Nonprofit Caterina’s Club Seeks To Ease Housing Crisis In Southern California

Mar 21, 2023

The nonprofit Caterina’s Club is celebrating a major milestone when it places its 250th family into their own permanent home through its Welcome Home Program. Most are working families who can afford the monthly rent but lack the initial first, last and security deposit required.

Nonprofit Caterina's Club Seeks To Ease Housing Crisis In Southern California

The nonprofit Caterina’s Club, which is best known for serving some 5,000 pasta dinners each night throughout Southern California to underprivileged families, is celebrating a major milestone when it places its 250th family into their own permanent home through its Welcome Home Program. Many of these families had been living in in crime-ridden, derelict motels and though many are able to pay the monthly rent to live in a safer, cleaner apartment, they lack the security deposit and first and last month’s rent that is often required to move in. Welcome Home offers them that assistance and a fresh start to a new life.

According to Sir Bruno Serato, founder of Caterina’s Club, since pandemic-related financial support programs end this month, many more families will require assistance so that they avoid living on the streets, in shelters or in cheap motels.

“We are already seeing a growing demand for our Feeding the Kids and Welcome Home programs due, in great part, to the ending of emergency pandemic funds, which had been helping those in need ride out the Covid crisis,” says Serato. “While we are excited to place our milestone 250th family in their new home, we expect demand for permanent housing to grow and we are asking the public — individuals, corporations, other nonprofits, etc. — for any kind of support so that better fulfill our mission.”

The program Serato is alluding to is the Supplemental Nutrition Assistance Program (SNAP) that offered emergency allotments — temporary benefit increases — to provide economic stimulus during the COVID-19 pandemic. Those allotments ended after the February 2023 issuances. Starting this month, SNAP benefits will reduce the benefits by between $95 and $250/month, leaving its beneficiaries in a more precarious position for meeting their daily need including food and housing.

Caterina’s Club partners with the Illumination Foundation to identify families in need, provide necessary case managing, financial advising, and eventually the deposit and first and last months’ rent required to move in. In addition, Caterina’s Club collects donated furniture, appliances, and other home goods to jump-start these families’ new lives.

• Information shown

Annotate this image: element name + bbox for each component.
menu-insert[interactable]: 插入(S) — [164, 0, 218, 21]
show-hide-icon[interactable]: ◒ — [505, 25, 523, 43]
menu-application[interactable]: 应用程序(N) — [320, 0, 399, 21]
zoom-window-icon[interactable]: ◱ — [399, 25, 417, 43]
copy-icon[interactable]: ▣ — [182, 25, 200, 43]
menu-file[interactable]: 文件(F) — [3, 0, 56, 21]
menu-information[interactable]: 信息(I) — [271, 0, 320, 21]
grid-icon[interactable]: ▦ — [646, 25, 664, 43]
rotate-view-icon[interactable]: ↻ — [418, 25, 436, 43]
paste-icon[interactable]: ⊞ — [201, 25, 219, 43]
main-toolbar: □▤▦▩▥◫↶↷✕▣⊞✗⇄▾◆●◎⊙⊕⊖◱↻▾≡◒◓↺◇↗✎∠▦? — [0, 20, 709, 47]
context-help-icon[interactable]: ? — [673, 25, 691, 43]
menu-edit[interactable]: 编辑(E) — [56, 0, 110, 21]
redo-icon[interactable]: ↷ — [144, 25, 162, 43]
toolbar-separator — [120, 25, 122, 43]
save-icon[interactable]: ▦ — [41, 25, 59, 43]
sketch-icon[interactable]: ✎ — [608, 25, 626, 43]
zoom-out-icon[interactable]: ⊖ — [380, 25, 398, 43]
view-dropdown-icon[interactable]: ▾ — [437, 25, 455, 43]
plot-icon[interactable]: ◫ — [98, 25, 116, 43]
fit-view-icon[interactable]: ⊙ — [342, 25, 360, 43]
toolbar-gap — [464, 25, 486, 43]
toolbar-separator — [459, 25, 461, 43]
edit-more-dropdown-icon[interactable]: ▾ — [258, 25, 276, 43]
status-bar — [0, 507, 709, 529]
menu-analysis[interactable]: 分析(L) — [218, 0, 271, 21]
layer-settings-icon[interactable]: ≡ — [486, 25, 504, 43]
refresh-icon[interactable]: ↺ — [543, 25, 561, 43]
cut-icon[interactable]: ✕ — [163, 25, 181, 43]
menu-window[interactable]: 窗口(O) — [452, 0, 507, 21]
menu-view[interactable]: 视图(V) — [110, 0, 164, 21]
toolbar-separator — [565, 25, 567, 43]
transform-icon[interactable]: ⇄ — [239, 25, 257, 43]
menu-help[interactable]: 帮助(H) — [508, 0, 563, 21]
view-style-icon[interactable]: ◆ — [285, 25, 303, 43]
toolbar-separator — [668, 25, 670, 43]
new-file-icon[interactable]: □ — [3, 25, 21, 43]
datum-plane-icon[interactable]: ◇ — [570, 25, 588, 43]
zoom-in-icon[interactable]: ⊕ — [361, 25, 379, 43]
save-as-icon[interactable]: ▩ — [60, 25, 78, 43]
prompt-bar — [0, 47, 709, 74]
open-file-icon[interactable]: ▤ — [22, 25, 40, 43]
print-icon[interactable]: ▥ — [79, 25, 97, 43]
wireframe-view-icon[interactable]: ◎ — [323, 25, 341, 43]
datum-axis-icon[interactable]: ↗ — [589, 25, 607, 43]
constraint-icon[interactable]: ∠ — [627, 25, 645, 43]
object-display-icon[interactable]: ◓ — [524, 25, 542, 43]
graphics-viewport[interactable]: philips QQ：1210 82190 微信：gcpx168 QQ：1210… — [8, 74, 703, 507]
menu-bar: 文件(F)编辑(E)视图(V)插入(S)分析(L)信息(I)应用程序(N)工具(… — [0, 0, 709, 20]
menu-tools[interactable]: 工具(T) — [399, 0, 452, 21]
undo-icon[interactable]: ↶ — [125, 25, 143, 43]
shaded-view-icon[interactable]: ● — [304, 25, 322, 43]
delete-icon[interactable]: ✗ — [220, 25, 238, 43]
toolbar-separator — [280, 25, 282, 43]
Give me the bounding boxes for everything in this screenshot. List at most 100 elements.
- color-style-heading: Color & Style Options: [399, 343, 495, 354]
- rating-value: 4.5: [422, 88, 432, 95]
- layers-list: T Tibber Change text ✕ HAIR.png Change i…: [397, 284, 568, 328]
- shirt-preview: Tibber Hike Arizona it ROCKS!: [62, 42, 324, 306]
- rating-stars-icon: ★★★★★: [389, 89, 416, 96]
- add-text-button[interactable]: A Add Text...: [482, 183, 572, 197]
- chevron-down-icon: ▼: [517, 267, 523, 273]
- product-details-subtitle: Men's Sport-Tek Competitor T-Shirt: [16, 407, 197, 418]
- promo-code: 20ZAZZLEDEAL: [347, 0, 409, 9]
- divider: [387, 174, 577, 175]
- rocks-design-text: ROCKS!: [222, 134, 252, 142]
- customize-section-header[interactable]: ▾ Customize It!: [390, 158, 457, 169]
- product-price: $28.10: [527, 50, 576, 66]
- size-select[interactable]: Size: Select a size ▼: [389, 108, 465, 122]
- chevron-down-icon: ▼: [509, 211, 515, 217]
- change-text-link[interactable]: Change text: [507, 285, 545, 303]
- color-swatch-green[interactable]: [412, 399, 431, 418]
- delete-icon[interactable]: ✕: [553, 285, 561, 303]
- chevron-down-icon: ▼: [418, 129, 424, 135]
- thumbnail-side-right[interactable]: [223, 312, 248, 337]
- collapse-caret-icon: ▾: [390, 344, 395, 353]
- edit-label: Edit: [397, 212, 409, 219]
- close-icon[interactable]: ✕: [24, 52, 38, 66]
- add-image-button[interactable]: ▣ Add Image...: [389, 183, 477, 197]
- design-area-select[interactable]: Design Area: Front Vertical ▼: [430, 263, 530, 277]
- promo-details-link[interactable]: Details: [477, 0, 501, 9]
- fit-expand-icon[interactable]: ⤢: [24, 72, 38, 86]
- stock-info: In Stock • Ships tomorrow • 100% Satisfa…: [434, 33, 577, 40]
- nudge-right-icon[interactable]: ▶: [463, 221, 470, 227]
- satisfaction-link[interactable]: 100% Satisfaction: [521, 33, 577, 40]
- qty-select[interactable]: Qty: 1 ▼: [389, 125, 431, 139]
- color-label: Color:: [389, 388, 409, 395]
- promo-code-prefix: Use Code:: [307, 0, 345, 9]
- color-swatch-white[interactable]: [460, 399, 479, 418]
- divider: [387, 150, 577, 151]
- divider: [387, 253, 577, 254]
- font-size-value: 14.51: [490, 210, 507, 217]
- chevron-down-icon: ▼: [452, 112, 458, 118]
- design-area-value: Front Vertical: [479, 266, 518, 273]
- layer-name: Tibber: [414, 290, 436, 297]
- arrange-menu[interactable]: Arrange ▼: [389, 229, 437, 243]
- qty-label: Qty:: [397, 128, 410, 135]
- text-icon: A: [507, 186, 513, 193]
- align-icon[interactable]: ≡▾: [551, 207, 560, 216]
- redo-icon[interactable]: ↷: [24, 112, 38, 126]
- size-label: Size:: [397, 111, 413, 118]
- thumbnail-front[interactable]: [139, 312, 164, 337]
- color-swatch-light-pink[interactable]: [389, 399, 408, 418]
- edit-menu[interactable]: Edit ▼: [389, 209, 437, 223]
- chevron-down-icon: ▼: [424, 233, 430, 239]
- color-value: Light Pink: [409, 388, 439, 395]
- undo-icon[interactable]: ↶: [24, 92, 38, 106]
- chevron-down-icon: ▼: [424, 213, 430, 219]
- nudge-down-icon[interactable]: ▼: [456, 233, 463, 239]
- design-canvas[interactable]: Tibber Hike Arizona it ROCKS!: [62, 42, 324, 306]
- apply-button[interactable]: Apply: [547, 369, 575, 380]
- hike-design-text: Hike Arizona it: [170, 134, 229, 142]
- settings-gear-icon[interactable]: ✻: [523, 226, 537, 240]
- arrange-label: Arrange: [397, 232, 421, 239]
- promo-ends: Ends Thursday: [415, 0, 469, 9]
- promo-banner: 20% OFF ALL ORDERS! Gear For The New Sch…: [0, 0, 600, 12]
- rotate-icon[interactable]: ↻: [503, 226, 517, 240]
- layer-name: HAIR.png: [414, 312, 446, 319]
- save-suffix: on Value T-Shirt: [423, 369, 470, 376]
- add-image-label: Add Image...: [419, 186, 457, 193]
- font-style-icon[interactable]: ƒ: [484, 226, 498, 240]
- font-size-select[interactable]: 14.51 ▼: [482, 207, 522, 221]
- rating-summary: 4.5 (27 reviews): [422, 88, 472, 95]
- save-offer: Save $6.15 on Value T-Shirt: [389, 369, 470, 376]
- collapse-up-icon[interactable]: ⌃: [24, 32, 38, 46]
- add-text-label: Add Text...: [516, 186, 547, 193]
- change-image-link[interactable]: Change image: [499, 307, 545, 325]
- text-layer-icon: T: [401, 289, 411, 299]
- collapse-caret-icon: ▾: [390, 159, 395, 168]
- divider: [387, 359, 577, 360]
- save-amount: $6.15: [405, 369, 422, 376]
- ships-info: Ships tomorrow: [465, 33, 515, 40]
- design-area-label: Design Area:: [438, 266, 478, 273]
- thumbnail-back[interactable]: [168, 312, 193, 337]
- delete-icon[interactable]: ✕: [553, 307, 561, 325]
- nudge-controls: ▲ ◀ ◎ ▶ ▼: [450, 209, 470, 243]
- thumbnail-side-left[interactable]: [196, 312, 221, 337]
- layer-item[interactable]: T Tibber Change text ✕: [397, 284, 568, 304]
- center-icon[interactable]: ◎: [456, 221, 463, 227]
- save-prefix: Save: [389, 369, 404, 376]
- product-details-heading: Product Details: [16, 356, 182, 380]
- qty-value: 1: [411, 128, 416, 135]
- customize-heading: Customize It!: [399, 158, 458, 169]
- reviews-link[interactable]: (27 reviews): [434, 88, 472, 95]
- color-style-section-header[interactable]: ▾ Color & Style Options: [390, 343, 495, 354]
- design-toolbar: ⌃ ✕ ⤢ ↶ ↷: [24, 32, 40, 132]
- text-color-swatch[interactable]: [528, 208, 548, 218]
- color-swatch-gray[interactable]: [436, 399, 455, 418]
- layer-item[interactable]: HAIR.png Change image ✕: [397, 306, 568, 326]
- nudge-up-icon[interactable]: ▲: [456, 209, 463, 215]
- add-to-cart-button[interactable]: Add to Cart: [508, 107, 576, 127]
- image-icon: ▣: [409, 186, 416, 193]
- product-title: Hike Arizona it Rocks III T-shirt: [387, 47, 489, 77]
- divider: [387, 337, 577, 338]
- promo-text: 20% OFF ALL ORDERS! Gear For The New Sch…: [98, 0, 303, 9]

• Instructions to follow
Reproduce word for word the part of the Caterina's Club article above that runs from "The program Serato" to "families’ new lives.".

• Solution to this exercise
The program Serato is alluding to is the Supplemental Nutrition Assistance Program (SNAP) that offered emergency allotments — temporary benefit increases — to provide economic stimulus during the COVID-19 pandemic. Those allotments ended after the February 2023 issuances. Starting this month, SNAP benefits will reduce the benefits by between $95 and $250/month, leaving its beneficiaries in a more precarious position for meeting their daily need including food and housing.

Caterina’s Club partners with the Illumination Foundation to identify families in need, provide necessary case managing, financial advising, and eventually the deposit and first and last months’ rent required to move in. In addition, Caterina’s Club collects donated furniture, appliances, and other home goods to jump-start these families’ new lives.